* _Recorded information_
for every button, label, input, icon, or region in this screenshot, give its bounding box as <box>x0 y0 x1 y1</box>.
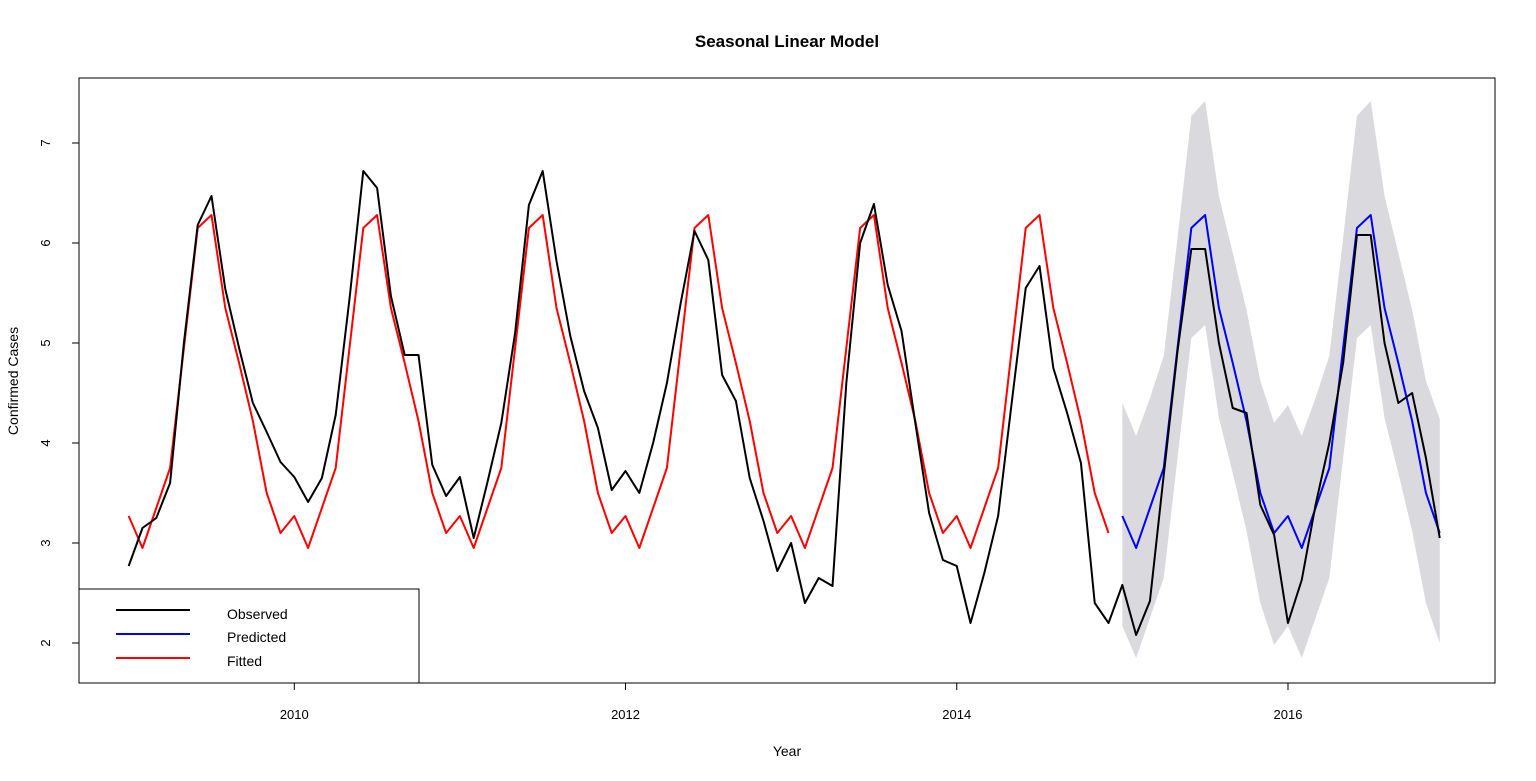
y-tick-label: 6 <box>38 239 53 246</box>
y-tick-label: 3 <box>38 539 53 546</box>
y-tick-label: 4 <box>38 439 53 446</box>
x-tick-label: 2014 <box>942 707 971 722</box>
plot-frame <box>78 77 1496 684</box>
x-axis-label: Year <box>773 743 802 759</box>
legend-label-predicted: Predicted <box>227 629 286 645</box>
y-tick-label: 5 <box>38 339 53 346</box>
y-axis-label: Confirmed Cases <box>5 327 21 435</box>
x-tick-label: 2010 <box>280 707 309 722</box>
prediction-interval-layer <box>1122 101 1440 658</box>
x-axis: 2010 2012 2014 2016 <box>280 683 1303 722</box>
series-line-observed <box>127 170 1441 636</box>
legend-label-fitted: Fitted <box>227 653 262 669</box>
series-layer <box>127 170 1441 636</box>
legend: Observed Predicted Fitted <box>78 588 420 684</box>
y-tick-label: 7 <box>38 139 53 146</box>
prediction-interval-band <box>1122 101 1440 658</box>
series-line-fitted <box>127 214 1110 549</box>
legend-label-observed: Observed <box>227 606 288 622</box>
legend-box <box>78 588 420 684</box>
x-tick-label: 2016 <box>1274 707 1303 722</box>
y-axis: 2 3 4 5 6 7 <box>38 139 79 647</box>
x-tick-label: 2012 <box>611 707 640 722</box>
chart-title: Seasonal Linear Model <box>695 32 879 51</box>
y-tick-label: 2 <box>38 639 53 646</box>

* _Exercise instructions_
Rewrite all of the data above, replacing "Seasonal Linear Model" with "Seasonal Regression Model" and leaving every other character unchanged. Omit the pictures from your output.

* _Correct result_
for every button, label, input, icon, or region in this screenshot, give its bounding box as <box>x0 y0 x1 y1</box>.
y-tick-label: 6 <box>38 239 53 246</box>
y-tick-label: 3 <box>38 539 53 546</box>
y-tick-label: 4 <box>38 439 53 446</box>
x-tick-label: 2014 <box>942 707 971 722</box>
plot-frame <box>78 77 1496 684</box>
x-axis-label: Year <box>773 743 802 759</box>
legend-label-predicted: Predicted <box>227 629 286 645</box>
y-tick-label: 5 <box>38 339 53 346</box>
y-axis-label: Confirmed Cases <box>5 327 21 435</box>
x-tick-label: 2010 <box>280 707 309 722</box>
prediction-interval-layer <box>1122 101 1440 658</box>
x-axis: 2010 2012 2014 2016 <box>280 683 1303 722</box>
series-line-observed <box>127 170 1441 636</box>
legend-label-fitted: Fitted <box>227 653 262 669</box>
series-layer <box>127 170 1441 636</box>
legend: Observed Predicted Fitted <box>78 588 420 684</box>
y-tick-label: 7 <box>38 139 53 146</box>
prediction-interval-band <box>1122 101 1440 658</box>
series-line-fitted <box>127 214 1110 549</box>
legend-label-observed: Observed <box>227 606 288 622</box>
legend-box <box>78 588 420 684</box>
x-tick-label: 2016 <box>1274 707 1303 722</box>
y-axis: 2 3 4 5 6 7 <box>38 139 79 647</box>
x-tick-label: 2012 <box>611 707 640 722</box>
chart-title: Seasonal Regression Model <box>695 32 879 51</box>
y-tick-label: 2 <box>38 639 53 646</box>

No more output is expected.